Stored rows.
--------------------------------------------------

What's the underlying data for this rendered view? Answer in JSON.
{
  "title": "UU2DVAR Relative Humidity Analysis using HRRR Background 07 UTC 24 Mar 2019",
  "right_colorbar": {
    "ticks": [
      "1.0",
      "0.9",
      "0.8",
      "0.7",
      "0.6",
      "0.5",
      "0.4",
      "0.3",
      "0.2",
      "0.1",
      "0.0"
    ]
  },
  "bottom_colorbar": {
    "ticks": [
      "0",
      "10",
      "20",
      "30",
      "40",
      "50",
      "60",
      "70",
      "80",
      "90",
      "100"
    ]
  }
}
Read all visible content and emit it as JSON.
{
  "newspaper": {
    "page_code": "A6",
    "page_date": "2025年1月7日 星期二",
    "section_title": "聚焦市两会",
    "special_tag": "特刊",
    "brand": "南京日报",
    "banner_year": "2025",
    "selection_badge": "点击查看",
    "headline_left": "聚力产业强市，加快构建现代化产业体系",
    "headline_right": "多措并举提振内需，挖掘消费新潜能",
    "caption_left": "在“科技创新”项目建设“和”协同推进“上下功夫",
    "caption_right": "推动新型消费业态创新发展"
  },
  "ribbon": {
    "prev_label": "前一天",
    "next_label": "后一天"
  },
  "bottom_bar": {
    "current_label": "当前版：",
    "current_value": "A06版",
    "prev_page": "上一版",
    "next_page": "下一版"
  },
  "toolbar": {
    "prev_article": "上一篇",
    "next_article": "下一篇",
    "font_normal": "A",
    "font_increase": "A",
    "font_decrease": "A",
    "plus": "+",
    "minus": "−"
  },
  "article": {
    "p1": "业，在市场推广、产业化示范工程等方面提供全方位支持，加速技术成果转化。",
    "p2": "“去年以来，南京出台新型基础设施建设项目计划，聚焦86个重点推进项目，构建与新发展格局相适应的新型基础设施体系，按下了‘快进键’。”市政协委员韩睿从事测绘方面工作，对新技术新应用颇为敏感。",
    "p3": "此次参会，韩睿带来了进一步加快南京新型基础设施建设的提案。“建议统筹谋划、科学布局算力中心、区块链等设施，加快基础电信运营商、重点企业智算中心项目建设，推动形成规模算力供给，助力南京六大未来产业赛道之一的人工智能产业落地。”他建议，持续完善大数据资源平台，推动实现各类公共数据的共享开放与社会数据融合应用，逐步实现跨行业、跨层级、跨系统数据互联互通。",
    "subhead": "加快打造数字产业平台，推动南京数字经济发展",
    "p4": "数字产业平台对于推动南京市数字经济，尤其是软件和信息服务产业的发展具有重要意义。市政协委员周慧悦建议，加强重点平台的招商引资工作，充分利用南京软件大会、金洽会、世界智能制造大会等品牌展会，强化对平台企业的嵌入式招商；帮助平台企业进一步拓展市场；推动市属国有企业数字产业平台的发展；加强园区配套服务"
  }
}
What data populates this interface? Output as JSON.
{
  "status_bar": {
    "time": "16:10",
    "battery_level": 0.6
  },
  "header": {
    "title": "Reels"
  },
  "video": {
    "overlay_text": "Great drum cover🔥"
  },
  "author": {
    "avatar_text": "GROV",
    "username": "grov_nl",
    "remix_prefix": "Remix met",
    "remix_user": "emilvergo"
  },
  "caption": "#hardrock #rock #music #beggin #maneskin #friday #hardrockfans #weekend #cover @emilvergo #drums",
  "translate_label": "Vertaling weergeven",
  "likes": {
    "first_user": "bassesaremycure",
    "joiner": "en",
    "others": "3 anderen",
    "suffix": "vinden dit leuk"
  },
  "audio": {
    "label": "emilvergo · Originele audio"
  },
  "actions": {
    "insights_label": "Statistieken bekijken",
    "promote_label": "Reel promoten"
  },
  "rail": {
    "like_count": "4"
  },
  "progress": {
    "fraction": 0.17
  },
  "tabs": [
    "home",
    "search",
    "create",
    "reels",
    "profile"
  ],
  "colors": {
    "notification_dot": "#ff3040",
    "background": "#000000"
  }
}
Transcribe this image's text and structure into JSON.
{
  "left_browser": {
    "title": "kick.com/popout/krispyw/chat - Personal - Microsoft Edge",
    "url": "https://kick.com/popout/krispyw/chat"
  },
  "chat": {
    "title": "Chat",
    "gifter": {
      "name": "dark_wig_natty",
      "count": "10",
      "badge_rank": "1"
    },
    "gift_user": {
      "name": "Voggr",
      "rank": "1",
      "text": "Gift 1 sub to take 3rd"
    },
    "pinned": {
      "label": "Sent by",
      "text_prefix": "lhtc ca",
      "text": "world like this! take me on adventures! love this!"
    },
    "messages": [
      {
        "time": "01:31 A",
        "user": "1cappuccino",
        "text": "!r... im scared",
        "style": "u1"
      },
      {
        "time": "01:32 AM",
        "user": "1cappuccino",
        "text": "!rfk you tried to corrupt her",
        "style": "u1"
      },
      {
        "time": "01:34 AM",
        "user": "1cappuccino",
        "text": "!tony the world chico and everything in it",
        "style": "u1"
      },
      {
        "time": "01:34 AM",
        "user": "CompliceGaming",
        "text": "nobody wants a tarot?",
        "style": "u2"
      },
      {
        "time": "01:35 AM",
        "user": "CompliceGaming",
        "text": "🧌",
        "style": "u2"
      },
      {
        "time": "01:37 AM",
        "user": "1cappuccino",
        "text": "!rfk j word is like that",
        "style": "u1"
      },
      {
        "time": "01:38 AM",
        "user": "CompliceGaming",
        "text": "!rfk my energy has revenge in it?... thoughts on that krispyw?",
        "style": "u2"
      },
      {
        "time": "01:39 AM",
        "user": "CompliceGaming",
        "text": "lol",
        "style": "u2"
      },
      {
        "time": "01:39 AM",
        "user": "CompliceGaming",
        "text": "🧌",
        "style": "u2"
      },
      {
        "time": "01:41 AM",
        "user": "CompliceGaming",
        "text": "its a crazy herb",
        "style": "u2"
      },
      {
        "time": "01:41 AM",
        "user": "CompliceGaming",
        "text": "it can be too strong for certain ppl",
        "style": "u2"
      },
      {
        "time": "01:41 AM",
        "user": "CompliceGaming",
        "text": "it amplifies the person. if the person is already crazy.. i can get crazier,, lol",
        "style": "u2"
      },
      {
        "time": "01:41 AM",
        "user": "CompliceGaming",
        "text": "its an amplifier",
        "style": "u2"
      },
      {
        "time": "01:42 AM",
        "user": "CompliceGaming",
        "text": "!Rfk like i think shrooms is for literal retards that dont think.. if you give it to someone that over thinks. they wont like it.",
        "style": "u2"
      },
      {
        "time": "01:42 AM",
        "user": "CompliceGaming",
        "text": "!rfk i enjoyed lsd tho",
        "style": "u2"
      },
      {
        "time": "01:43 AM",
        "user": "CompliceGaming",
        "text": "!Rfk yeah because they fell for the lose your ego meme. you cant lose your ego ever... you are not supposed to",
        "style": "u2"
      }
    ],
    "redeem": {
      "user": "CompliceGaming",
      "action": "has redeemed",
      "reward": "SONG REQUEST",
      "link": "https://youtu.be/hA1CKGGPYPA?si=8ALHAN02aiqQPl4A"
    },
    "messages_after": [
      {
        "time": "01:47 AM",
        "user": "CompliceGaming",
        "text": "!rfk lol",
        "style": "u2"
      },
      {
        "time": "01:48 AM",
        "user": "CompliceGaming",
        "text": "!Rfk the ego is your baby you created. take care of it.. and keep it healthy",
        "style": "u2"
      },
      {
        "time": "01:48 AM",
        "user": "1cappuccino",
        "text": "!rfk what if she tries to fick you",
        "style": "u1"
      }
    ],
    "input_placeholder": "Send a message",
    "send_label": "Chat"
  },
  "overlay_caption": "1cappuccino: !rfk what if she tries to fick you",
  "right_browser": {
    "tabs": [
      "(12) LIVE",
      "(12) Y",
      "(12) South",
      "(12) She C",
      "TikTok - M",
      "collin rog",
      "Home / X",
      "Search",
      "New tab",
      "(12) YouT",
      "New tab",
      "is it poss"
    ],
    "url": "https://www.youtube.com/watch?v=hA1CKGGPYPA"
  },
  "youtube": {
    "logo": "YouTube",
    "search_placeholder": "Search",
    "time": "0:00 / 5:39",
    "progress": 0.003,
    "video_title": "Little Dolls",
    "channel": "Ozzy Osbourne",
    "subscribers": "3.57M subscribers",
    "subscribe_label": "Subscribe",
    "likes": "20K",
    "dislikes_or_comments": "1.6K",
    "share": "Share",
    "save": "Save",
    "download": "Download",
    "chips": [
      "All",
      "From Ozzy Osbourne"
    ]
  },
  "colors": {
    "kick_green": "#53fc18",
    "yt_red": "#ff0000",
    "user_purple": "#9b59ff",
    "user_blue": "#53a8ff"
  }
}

--------------------------------------------------

Look for lines containing the string "this" and copy them all.

Task result.
What's the underlying data for this rendered view? Answer in JSON.
What data populates this interface? Output as JSON.
Transcribe this image's text and structure into JSON.
      "text": "world like this! take me on adventures! love this!"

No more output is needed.